Task goal: Quote the data below in full, please, without altering anything.

Raw records:
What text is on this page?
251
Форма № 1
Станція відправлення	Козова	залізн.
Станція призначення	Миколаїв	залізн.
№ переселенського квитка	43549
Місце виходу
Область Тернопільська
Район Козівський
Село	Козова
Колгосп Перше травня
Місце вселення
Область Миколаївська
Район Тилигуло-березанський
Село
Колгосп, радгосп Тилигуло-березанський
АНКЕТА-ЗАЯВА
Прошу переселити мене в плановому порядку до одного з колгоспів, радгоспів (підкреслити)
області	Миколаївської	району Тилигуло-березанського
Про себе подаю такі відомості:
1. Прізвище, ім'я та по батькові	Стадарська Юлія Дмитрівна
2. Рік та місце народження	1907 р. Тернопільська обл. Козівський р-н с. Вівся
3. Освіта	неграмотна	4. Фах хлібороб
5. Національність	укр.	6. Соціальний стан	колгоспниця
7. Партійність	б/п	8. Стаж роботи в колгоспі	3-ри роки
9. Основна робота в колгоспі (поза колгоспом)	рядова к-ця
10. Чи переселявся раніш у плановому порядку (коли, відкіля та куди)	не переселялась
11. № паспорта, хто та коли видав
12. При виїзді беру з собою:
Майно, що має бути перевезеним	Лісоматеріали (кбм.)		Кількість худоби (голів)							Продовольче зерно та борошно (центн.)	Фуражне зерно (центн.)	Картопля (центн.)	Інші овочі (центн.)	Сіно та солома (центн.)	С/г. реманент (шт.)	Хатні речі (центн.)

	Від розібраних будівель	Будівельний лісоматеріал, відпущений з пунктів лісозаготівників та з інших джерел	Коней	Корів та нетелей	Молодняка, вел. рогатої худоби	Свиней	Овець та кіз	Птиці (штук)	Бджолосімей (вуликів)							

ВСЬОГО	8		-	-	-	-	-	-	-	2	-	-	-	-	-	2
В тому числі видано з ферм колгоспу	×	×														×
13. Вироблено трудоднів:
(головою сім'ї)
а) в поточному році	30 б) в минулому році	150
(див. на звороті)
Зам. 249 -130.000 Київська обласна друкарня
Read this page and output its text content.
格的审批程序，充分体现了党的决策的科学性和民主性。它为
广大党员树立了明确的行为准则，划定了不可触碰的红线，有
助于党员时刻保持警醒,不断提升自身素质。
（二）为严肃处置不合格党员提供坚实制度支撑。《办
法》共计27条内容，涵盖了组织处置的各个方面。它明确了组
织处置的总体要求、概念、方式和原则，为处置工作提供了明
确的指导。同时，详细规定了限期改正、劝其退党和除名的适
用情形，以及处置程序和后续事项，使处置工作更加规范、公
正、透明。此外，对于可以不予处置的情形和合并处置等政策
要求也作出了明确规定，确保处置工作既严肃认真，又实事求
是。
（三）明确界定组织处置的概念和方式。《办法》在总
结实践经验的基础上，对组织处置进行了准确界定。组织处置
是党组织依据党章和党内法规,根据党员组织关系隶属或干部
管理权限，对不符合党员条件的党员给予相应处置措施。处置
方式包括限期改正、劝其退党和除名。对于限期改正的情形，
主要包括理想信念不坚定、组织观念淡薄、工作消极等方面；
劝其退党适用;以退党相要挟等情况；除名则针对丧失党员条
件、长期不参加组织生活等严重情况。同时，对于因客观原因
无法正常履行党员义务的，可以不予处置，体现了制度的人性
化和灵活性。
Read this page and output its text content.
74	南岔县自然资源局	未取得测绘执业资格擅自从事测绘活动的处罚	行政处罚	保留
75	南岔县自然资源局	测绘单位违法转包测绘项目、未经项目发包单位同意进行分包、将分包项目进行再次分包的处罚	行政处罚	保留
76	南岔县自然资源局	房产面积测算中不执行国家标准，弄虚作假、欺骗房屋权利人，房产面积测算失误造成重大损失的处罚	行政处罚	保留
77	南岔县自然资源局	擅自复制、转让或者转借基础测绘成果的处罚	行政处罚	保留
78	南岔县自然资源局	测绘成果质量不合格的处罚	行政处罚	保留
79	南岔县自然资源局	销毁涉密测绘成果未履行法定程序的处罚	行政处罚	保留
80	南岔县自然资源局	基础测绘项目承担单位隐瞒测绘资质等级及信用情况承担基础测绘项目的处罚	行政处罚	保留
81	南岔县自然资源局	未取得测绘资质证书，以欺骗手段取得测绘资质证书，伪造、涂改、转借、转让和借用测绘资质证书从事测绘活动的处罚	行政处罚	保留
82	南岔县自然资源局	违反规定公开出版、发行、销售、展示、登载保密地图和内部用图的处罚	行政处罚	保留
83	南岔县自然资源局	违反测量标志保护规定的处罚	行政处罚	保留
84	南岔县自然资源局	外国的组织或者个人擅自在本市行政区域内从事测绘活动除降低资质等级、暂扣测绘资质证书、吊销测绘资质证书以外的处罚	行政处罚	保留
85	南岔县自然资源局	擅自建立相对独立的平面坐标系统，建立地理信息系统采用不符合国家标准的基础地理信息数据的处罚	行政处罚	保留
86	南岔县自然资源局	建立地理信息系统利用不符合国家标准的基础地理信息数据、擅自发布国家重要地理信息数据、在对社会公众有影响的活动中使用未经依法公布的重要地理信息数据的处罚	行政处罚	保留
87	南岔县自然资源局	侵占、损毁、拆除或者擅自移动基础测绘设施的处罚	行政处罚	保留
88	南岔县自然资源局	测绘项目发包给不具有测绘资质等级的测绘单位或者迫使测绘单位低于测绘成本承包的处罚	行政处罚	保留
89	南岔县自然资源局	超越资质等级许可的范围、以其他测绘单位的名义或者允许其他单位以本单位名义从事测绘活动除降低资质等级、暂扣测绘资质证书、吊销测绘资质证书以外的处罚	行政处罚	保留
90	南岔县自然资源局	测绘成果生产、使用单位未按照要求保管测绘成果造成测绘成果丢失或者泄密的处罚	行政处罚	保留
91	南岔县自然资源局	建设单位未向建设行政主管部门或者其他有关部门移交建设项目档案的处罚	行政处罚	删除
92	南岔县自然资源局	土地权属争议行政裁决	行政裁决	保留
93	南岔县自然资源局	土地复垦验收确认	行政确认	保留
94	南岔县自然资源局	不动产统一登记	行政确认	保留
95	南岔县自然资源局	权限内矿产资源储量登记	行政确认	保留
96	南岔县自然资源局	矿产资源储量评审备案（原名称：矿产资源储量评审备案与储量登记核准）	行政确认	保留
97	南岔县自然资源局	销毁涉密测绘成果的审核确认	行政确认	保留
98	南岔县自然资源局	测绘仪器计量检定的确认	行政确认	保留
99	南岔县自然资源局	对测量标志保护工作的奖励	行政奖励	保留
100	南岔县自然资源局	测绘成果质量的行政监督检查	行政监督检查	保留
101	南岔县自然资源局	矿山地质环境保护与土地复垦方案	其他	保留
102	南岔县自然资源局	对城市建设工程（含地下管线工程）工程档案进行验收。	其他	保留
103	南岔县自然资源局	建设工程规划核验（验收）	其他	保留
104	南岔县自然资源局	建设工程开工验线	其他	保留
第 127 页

Task result:
What text is on this page?
251
Форма № 1
Станція відправлення	Козова	залізн.
Станція призначення	Миколаїв	залізн.
№ переселенського квитка	43549
Місце виходу
Область Тернопільська
Район Козівський
Село	Козова
Колгосп Перше травня
Місце вселення
Область Миколаївська
Район Тилигуло-березанський
Село
Колгосп, радгосп Тилигуло-березанський
АНКЕТА-ЗАЯВА
Прошу переселити мене в плановому порядку до одного з колгоспів, радгоспів (підкреслити)
області	Миколаївської	району Тилигуло-березанського
Про себе подаю такі відомості:
1. Прізвище, ім'я та по батькові	Стадарська Юлія Дмитрівна
2. Рік та місце народження	1907 р. Тернопільська обл. Козівський р-н с. Вівся
3. Освіта	неграмотна	4. Фах хлібороб
5. Національність	укр.	6. Соціальний стан	колгоспниця
7. Партійність	б/п	8. Стаж роботи в колгоспі	3-ри роки
9. Основна робота в колгоспі (поза колгоспом)	рядова к-ця
10. Чи переселявся раніш у плановому порядку (коли, відкіля та куди)	не переселялась
11. № паспорта, хто та коли видав
12. При виїзді беру з собою:
Майно, що має бути перевезеним	Лісоматеріали (кбм.)		Кількість худоби (голів)							Продовольче зерно та борошно (центн.)	Фуражне зерно (центн.)	Картопля (центн.)	Інші овочі (центн.)	Сіно та солома (центн.)	С/г. реманент (шт.)	Хатні речі (центн.)

	Від розібраних будівель	Будівельний лісоматеріал, відпущений з пунктів лісозаготівників та з інших джерел	Коней	Корів та нетелей	Молодняка, вел. рогатої худоби	Свиней	Овець та кіз	Птиці (штук)	Бджолосімей (вуликів)							

ВСЬОГО	8		-	-	-	-	-	-	-	2	-	-	-	-	-	2
В тому числі видано з ферм колгоспу	×	×														×
13. Вироблено трудоднів:
(головою сім'ї)
а) в поточному році	30 б) в минулому році	150
(див. на звороті)
Зам. 249 -130.000 Київська обласна друкарня
Read this page and output its text content.
格的审批程序，充分体现了党的决策的科学性和民主性。它为
广大党员树立了明确的行为准则，划定了不可触碰的红线，有
助于党员时刻保持警醒,不断提升自身素质。
（二）为严肃处置不合格党员提供坚实制度支撑。《办
法》共计27条内容，涵盖了组织处置的各个方面。它明确了组
织处置的总体要求、概念、方式和原则，为处置工作提供了明
确的指导。同时，详细规定了限期改正、劝其退党和除名的适
用情形，以及处置程序和后续事项，使处置工作更加规范、公
正、透明。此外，对于可以不予处置的情形和合并处置等政策
要求也作出了明确规定，确保处置工作既严肃认真，又实事求
是。
（三）明确界定组织处置的概念和方式。《办法》在总
结实践经验的基础上，对组织处置进行了准确界定。组织处置
是党组织依据党章和党内法规,根据党员组织关系隶属或干部
管理权限，对不符合党员条件的党员给予相应处置措施。处置
方式包括限期改正、劝其退党和除名。对于限期改正的情形，
主要包括理想信念不坚定、组织观念淡薄、工作消极等方面；
劝其退党适用;以退党相要挟等情况；除名则针对丧失党员条
件、长期不参加组织生活等严重情况。同时，对于因客观原因
无法正常履行党员义务的，可以不予处置，体现了制度的人性
化和灵活性。
Read this page and output its text content.
74	南岔县自然资源局	未取得测绘执业资格擅自从事测绘活动的处罚	行政处罚	保留
75	南岔县自然资源局	测绘单位违法转包测绘项目、未经项目发包单位同意进行分包、将分包项目进行再次分包的处罚	行政处罚	保留
76	南岔县自然资源局	房产面积测算中不执行国家标准，弄虚作假、欺骗房屋权利人，房产面积测算失误造成重大损失的处罚	行政处罚	保留
77	南岔县自然资源局	擅自复制、转让或者转借基础测绘成果的处罚	行政处罚	保留
78	南岔县自然资源局	测绘成果质量不合格的处罚	行政处罚	保留
79	南岔县自然资源局	销毁涉密测绘成果未履行法定程序的处罚	行政处罚	保留
80	南岔县自然资源局	基础测绘项目承担单位隐瞒测绘资质等级及信用情况承担基础测绘项目的处罚	行政处罚	保留
81	南岔县自然资源局	未取得测绘资质证书，以欺骗手段取得测绘资质证书，伪造、涂改、转借、转让和借用测绘资质证书从事测绘活动的处罚	行政处罚	保留
82	南岔县自然资源局	违反规定公开出版、发行、销售、展示、登载保密地图和内部用图的处罚	行政处罚	保留
83	南岔县自然资源局	违反测量标志保护规定的处罚	行政处罚	保留
84	南岔县自然资源局	外国的组织或者个人擅自在本市行政区域内从事测绘活动除降低资质等级、暂扣测绘资质证书、吊销测绘资质证书以外的处罚	行政处罚	保留
85	南岔县自然资源局	擅自建立相对独立的平面坐标系统，建立地理信息系统采用不符合国家标准的基础地理信息数据的处罚	行政处罚	保留
86	南岔县自然资源局	建立地理信息系统利用不符合国家标准的基础地理信息数据、擅自发布国家重要地理信息数据、在对社会公众有影响的活动中使用未经依法公布的重要地理信息数据的处罚	行政处罚	保留
87	南岔县自然资源局	侵占、损毁、拆除或者擅自移动基础测绘设施的处罚	行政处罚	保留
88	南岔县自然资源局	测绘项目发包给不具有测绘资质等级的测绘单位或者迫使测绘单位低于测绘成本承包的处罚	行政处罚	保留
89	南岔县自然资源局	超越资质等级许可的范围、以其他测绘单位的名义或者允许其他单位以本单位名义从事测绘活动除降低资质等级、暂扣测绘资质证书、吊销测绘资质证书以外的处罚	行政处罚	保留
90	南岔县自然资源局	测绘成果生产、使用单位未按照要求保管测绘成果造成测绘成果丢失或者泄密的处罚	行政处罚	保留
91	南岔县自然资源局	建设单位未向建设行政主管部门或者其他有关部门移交建设项目档案的处罚	行政处罚	删除
92	南岔县自然资源局	土地权属争议行政裁决	行政裁决	保留
93	南岔县自然资源局	土地复垦验收确认	行政确认	保留
94	南岔县自然资源局	不动产统一登记	行政确认	保留
95	南岔县自然资源局	权限内矿产资源储量登记	行政确认	保留
96	南岔县自然资源局	矿产资源储量评审备案（原名称：矿产资源储量评审备案与储量登记核准）	行政确认	保留
97	南岔县自然资源局	销毁涉密测绘成果的审核确认	行政确认	保留
98	南岔县自然资源局	测绘仪器计量检定的确认	行政确认	保留
99	南岔县自然资源局	对测量标志保护工作的奖励	行政奖励	保留
100	南岔县自然资源局	测绘成果质量的行政监督检查	行政监督检查	保留
101	南岔县自然资源局	矿山地质环境保护与土地复垦方案	其他	保留
102	南岔县自然资源局	对城市建设工程（含地下管线工程）工程档案进行验收。	其他	保留
103	南岔县自然资源局	建设工程规划核验（验收）	其他	保留
104	南岔县自然资源局	建设工程开工验线	其他	保留
第 127 页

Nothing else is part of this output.